===== Data for this task

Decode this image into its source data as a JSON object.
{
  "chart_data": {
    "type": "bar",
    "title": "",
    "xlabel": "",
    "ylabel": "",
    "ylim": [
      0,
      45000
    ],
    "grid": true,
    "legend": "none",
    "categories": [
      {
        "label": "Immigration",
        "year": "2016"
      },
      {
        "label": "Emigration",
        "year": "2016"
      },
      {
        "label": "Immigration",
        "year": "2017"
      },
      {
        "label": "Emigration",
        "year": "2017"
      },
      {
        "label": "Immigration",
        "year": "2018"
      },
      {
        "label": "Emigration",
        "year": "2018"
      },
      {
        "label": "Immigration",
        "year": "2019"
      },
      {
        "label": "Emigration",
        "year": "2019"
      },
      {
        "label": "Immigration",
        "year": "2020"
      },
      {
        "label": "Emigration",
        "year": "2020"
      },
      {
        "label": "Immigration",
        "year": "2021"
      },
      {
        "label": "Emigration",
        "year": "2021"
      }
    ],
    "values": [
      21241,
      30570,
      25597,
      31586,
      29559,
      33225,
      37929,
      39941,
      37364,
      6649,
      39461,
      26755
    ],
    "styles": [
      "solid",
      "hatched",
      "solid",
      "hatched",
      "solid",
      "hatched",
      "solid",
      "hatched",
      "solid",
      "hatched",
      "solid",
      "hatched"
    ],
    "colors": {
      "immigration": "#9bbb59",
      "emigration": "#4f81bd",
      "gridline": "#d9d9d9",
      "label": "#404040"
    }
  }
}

==========

Above are the records; retype every one exactly.

Decode this image into its source data as a JSON object.
{
  "chart_data": {
    "type": "bar",
    "title": "",
    "xlabel": "",
    "ylabel": "",
    "ylim": [
      0,
      45000
    ],
    "grid": true,
    "legend": "none",
    "categories": [
      {
        "label": "Immigration",
        "year": "2016"
      },
      {
        "label": "Emigration",
        "year": "2016"
      },
      {
        "label": "Immigration",
        "year": "2017"
      },
      {
        "label": "Emigration",
        "year": "2017"
      },
      {
        "label": "Immigration",
        "year": "2018"
      },
      {
        "label": "Emigration",
        "year": "2018"
      },
      {
        "label": "Immigration",
        "year": "2019"
      },
      {
        "label": "Emigration",
        "year": "2019"
      },
      {
        "label": "Immigration",
        "year": "2020"
      },
      {
        "label": "Emigration",
        "year": "2020"
      },
      {
        "label": "Immigration",
        "year": "2021"
      },
      {
        "label": "Emigration",
        "year": "2021"
      }
    ],
    "values": [
      21241,
      30570,
      25597,
      31586,
      29559,
      33225,
      37929,
      39941,
      37364,
      6649,
      39461,
      26755
    ],
    "styles": [
      "solid",
      "hatched",
      "solid",
      "hatched",
      "solid",
      "hatched",
      "solid",
      "hatched",
      "solid",
      "hatched",
      "solid",
      "hatched"
    ],
    "colors": {
      "immigration": "#9bbb59",
      "emigration": "#4f81bd",
      "gridline": "#d9d9d9",
      "label": "#404040"
    }
  }
}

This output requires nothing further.